§ WHAT TO PRODUCE
Exclude images, then output the remaining data verbatim.

Lines of data:
####
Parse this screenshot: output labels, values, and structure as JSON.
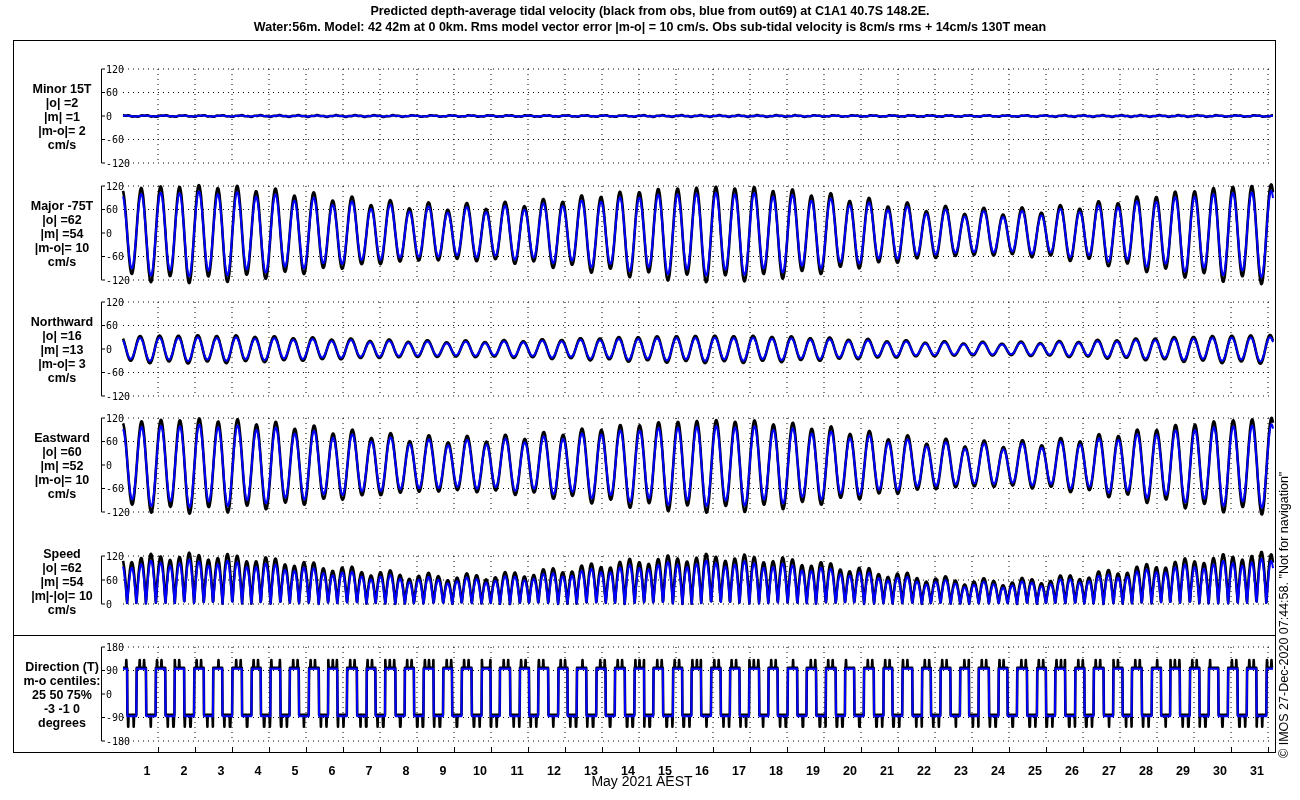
{
  "title_lines": [
    "Predicted depth-average tidal velocity (black from obs, blue from out69) at C1A1 40.7S 148.2E.",
    "Water:56m. Model: 42 42m at 0 0km. Rms model vector error |m-o| = 10 cm/s. Obs sub-tidal velocity is 8cm/s rms + 14cm/s 130T mean"
  ],
  "panels": [
    {
      "kind": "minor",
      "label_lines": [
        "Minor 15T",
        "|o| =2",
        "|m| =1",
        "|m-o|= 2",
        "cm/s"
      ],
      "y_tick_labels": [
        "120",
        "60",
        "0",
        "-60",
        "-120"
      ]
    },
    {
      "kind": "major",
      "label_lines": [
        "Major -75T",
        "|o| =62",
        "|m| =54",
        "|m-o|= 10",
        "cm/s"
      ],
      "y_tick_labels": [
        "120",
        "60",
        "0",
        "-60",
        "-120"
      ]
    },
    {
      "kind": "northward",
      "label_lines": [
        "Northward",
        "|o| =16",
        "|m| =13",
        "|m-o|= 3",
        "cm/s"
      ],
      "y_tick_labels": [
        "120",
        "60",
        "0",
        "-60",
        "-120"
      ]
    },
    {
      "kind": "eastward",
      "label_lines": [
        "Eastward",
        "|o| =60",
        "|m| =52",
        "|m-o|= 10",
        "cm/s"
      ],
      "y_tick_labels": [
        "120",
        "60",
        "0",
        "-60",
        "-120"
      ]
    },
    {
      "kind": "speed",
      "label_lines": [
        "Speed",
        "|o| =62",
        "|m| =54",
        "|m|-|o|= 10",
        "cm/s"
      ],
      "y_tick_labels": [
        "120",
        "60",
        "0"
      ]
    },
    {
      "kind": "direction",
      "label_lines": [
        "Direction (T)",
        "m-o centiles:",
        "25  50  75%",
        "-3 -1  0",
        "degrees"
      ],
      "y_tick_labels": [
        "180",
        "90",
        "0",
        "-90",
        "-180"
      ]
    }
  ],
  "x_tick_labels": [
    "1",
    "2",
    "3",
    "4",
    "5",
    "6",
    "7",
    "8",
    "9",
    "10",
    "11",
    "12",
    "13",
    "14",
    "15",
    "16",
    "17",
    "18",
    "19",
    "20",
    "21",
    "22",
    "23",
    "24",
    "25",
    "26",
    "27",
    "28",
    "29",
    "30",
    "31"
  ],
  "x_axis_title": "May 2021 AEST",
  "credit": "© IMOS 27-Dec-2020 07:44:58. \"Not for navigation\""
}
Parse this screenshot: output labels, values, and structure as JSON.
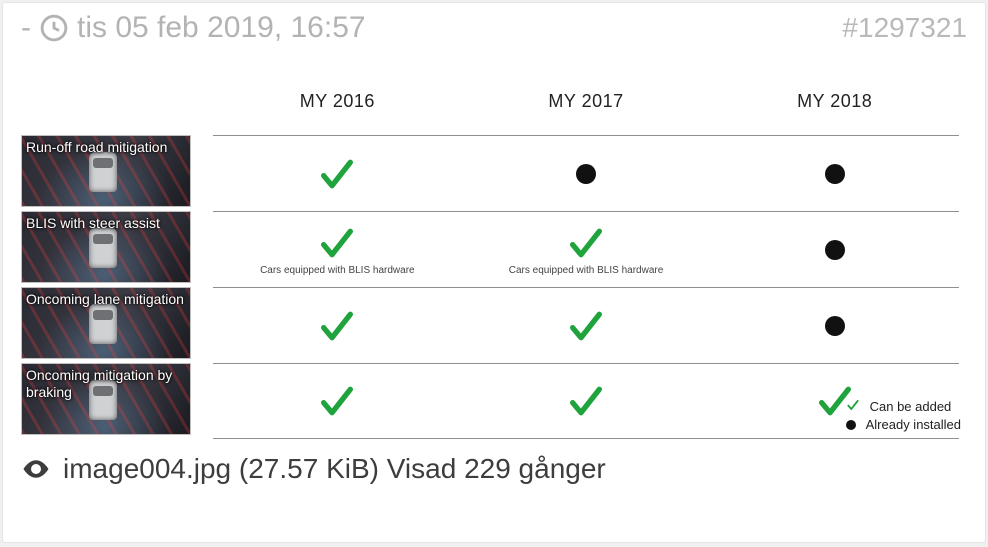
{
  "header": {
    "dash": "-",
    "datetime": "tis 05 feb 2019, 16:57",
    "post_id": "#1297321"
  },
  "chart_data": {
    "type": "table",
    "columns": [
      "MY 2016",
      "MY 2017",
      "MY 2018"
    ],
    "rows": [
      {
        "label": "Run-off road mitigation",
        "cells": [
          {
            "state": "check"
          },
          {
            "state": "dot"
          },
          {
            "state": "dot"
          }
        ]
      },
      {
        "label": "BLIS with steer assist",
        "cells": [
          {
            "state": "check",
            "note": "Cars equipped with BLIS hardware"
          },
          {
            "state": "check",
            "note": "Cars equipped with BLIS hardware"
          },
          {
            "state": "dot"
          }
        ]
      },
      {
        "label": "Oncoming lane mitigation",
        "cells": [
          {
            "state": "check"
          },
          {
            "state": "check"
          },
          {
            "state": "dot"
          }
        ]
      },
      {
        "label": "Oncoming mitigation by braking",
        "cells": [
          {
            "state": "check"
          },
          {
            "state": "check"
          },
          {
            "state": "check"
          }
        ]
      }
    ],
    "legend": [
      {
        "symbol": "check",
        "text": "Can be added"
      },
      {
        "symbol": "dot",
        "text": "Already installed"
      }
    ]
  },
  "caption": {
    "text": "image004.jpg (27.57 KiB) Visad 229 gånger"
  },
  "colors": {
    "check": "#1fa33c",
    "dot": "#111111",
    "muted": "#b3b3b3"
  }
}
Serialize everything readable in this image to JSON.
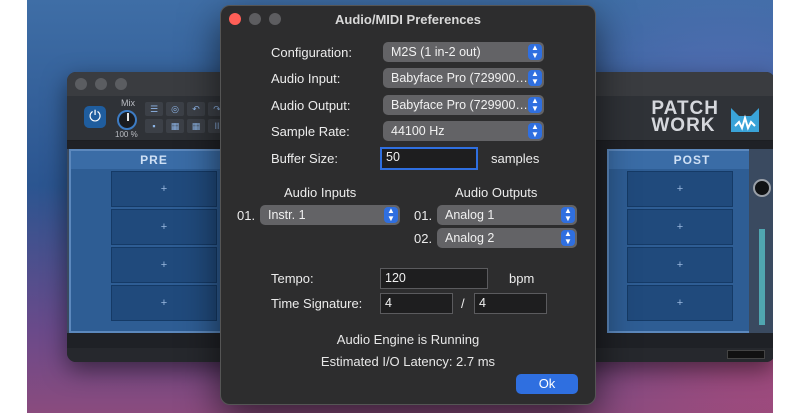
{
  "host": {
    "mix_label": "Mix",
    "mix_value": "100 %",
    "power_icon": "power-icon",
    "logo_line1": "PATCH",
    "logo_line2": "WORK",
    "pre_label": "PRE",
    "post_label": "POST",
    "slot_glyph": "+",
    "slot_count": 4
  },
  "dialog": {
    "title": "Audio/MIDI Preferences",
    "configuration": {
      "label": "Configuration:",
      "value": "M2S (1 in-2 out)"
    },
    "audio_input": {
      "label": "Audio Input:",
      "value": "Babyface Pro (729900…"
    },
    "audio_output": {
      "label": "Audio Output:",
      "value": "Babyface Pro (729900…"
    },
    "sample_rate": {
      "label": "Sample Rate:",
      "value": "44100 Hz"
    },
    "buffer_size": {
      "label": "Buffer Size:",
      "value": "50",
      "unit": "samples"
    },
    "inputs": {
      "header": "Audio Inputs",
      "items": [
        {
          "index": "01.",
          "value": "Instr. 1"
        }
      ]
    },
    "outputs": {
      "header": "Audio Outputs",
      "items": [
        {
          "index": "01.",
          "value": "Analog 1"
        },
        {
          "index": "02.",
          "value": "Analog 2"
        }
      ]
    },
    "tempo": {
      "label": "Tempo:",
      "value": "120",
      "unit": "bpm"
    },
    "time_signature": {
      "label": "Time Signature:",
      "numerator": "4",
      "separator": "/",
      "denominator": "4"
    },
    "engine_status": "Audio Engine is Running",
    "latency": "Estimated I/O Latency: 2.7 ms",
    "ok_label": "Ok"
  },
  "colors": {
    "accent": "#2f6fe0",
    "close_button": "#ff5f57",
    "panel_blue": "#2e5d94"
  }
}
####
§ SOLUTION FOR THIS PROBLEM
Parse this screenshot: output labels, values, and structure as JSON.
{
  "title_lines": [
    "Predicted depth-average tidal velocity (black from obs, blue from out69) at C1A1 40.7S 148.2E.",
    "Water:56m. Model: 42 42m at 0 0km. Rms model vector error |m-o| = 10 cm/s. Obs sub-tidal velocity is 8cm/s rms + 14cm/s 130T mean"
  ],
  "panels": [
    {
      "kind": "minor",
      "label_lines": [
        "Minor 15T",
        "|o| =2",
        "|m| =1",
        "|m-o|= 2",
        "cm/s"
      ],
      "y_tick_labels": [
        "120",
        "60",
        "0",
        "-60",
        "-120"
      ]
    },
    {
      "kind": "major",
      "label_lines": [
        "Major -75T",
        "|o| =62",
        "|m| =54",
        "|m-o|= 10",
        "cm/s"
      ],
      "y_tick_labels": [
        "120",
        "60",
        "0",
        "-60",
        "-120"
      ]
    },
    {
      "kind": "northward",
      "label_lines": [
        "Northward",
        "|o| =16",
        "|m| =13",
        "|m-o|= 3",
        "cm/s"
      ],
      "y_tick_labels": [
        "120",
        "60",
        "0",
        "-60",
        "-120"
      ]
    },
    {
      "kind": "eastward",
      "label_lines": [
        "Eastward",
        "|o| =60",
        "|m| =52",
        "|m-o|= 10",
        "cm/s"
      ],
      "y_tick_labels": [
        "120",
        "60",
        "0",
        "-60",
        "-120"
      ]
    },
    {
      "kind": "speed",
      "label_lines": [
        "Speed",
        "|o| =62",
        "|m| =54",
        "|m|-|o|= 10",
        "cm/s"
      ],
      "y_tick_labels": [
        "120",
        "60",
        "0"
      ]
    },
    {
      "kind": "direction",
      "label_lines": [
        "Direction (T)",
        "m-o centiles:",
        "25  50  75%",
        "-3 -1  0",
        "degrees"
      ],
      "y_tick_labels": [
        "180",
        "90",
        "0",
        "-90",
        "-180"
      ]
    }
  ],
  "x_tick_labels": [
    "1",
    "2",
    "3",
    "4",
    "5",
    "6",
    "7",
    "8",
    "9",
    "10",
    "11",
    "12",
    "13",
    "14",
    "15",
    "16",
    "17",
    "18",
    "19",
    "20",
    "21",
    "22",
    "23",
    "24",
    "25",
    "26",
    "27",
    "28",
    "29",
    "30",
    "31"
  ],
  "x_axis_title": "May 2021 AEST",
  "credit": "© IMOS 27-Dec-2020 07:44:58. \"Not for navigation\""
}
Parse this screenshot: output labels, values, and structure as JSON.
{
  "header": {
    "dash": "-",
    "datetime": "tis 05 feb 2019, 16:57",
    "post_id": "#1297321"
  },
  "chart_data": {
    "type": "table",
    "columns": [
      "MY 2016",
      "MY 2017",
      "MY 2018"
    ],
    "rows": [
      {
        "label": "Run-off road mitigation",
        "cells": [
          {
            "state": "check"
          },
          {
            "state": "dot"
          },
          {
            "state": "dot"
          }
        ]
      },
      {
        "label": "BLIS with steer assist",
        "cells": [
          {
            "state": "check",
            "note": "Cars equipped with BLIS hardware"
          },
          {
            "state": "check",
            "note": "Cars equipped with BLIS hardware"
          },
          {
            "state": "dot"
          }
        ]
      },
      {
        "label": "Oncoming lane mitigation",
        "cells": [
          {
            "state": "check"
          },
          {
            "state": "check"
          },
          {
            "state": "dot"
          }
        ]
      },
      {
        "label": "Oncoming mitigation by braking",
        "cells": [
          {
            "state": "check"
          },
          {
            "state": "check"
          },
          {
            "state": "check"
          }
        ]
      }
    ],
    "legend": [
      {
        "symbol": "check",
        "text": "Can be added"
      },
      {
        "symbol": "dot",
        "text": "Already installed"
      }
    ]
  },
  "caption": {
    "text": "image004.jpg (27.57 KiB) Visad 229 gånger"
  },
  "colors": {
    "check": "#1fa33c",
    "dot": "#111111",
    "muted": "#b3b3b3"
  }
}
Serialize everything readable in this image to JSON.
{
  "host": {
    "mix_label": "Mix",
    "mix_value": "100 %",
    "power_icon": "power-icon",
    "logo_line1": "PATCH",
    "logo_line2": "WORK",
    "pre_label": "PRE",
    "post_label": "POST",
    "slot_glyph": "+",
    "slot_count": 4
  },
  "dialog": {
    "title": "Audio/MIDI Preferences",
    "configuration": {
      "label": "Configuration:",
      "value": "M2S (1 in-2 out)"
    },
    "audio_input": {
      "label": "Audio Input:",
      "value": "Babyface Pro (729900…"
    },
    "audio_output": {
      "label": "Audio Output:",
      "value": "Babyface Pro (729900…"
    },
    "sample_rate": {
      "label": "Sample Rate:",
      "value": "44100 Hz"
    },
    "buffer_size": {
      "label": "Buffer Size:",
      "value": "50",
      "unit": "samples"
    },
    "inputs": {
      "header": "Audio Inputs",
      "items": [
        {
          "index": "01.",
          "value": "Instr. 1"
        }
      ]
    },
    "outputs": {
      "header": "Audio Outputs",
      "items": [
        {
          "index": "01.",
          "value": "Analog 1"
        },
        {
          "index": "02.",
          "value": "Analog 2"
        }
      ]
    },
    "tempo": {
      "label": "Tempo:",
      "value": "120",
      "unit": "bpm"
    },
    "time_signature": {
      "label": "Time Signature:",
      "numerator": "4",
      "separator": "/",
      "denominator": "4"
    },
    "engine_status": "Audio Engine is Running",
    "latency": "Estimated I/O Latency: 2.7 ms",
    "ok_label": "Ok"
  },
  "colors": {
    "accent": "#2f6fe0",
    "close_button": "#ff5f57",
    "panel_blue": "#2e5d94"
  }
}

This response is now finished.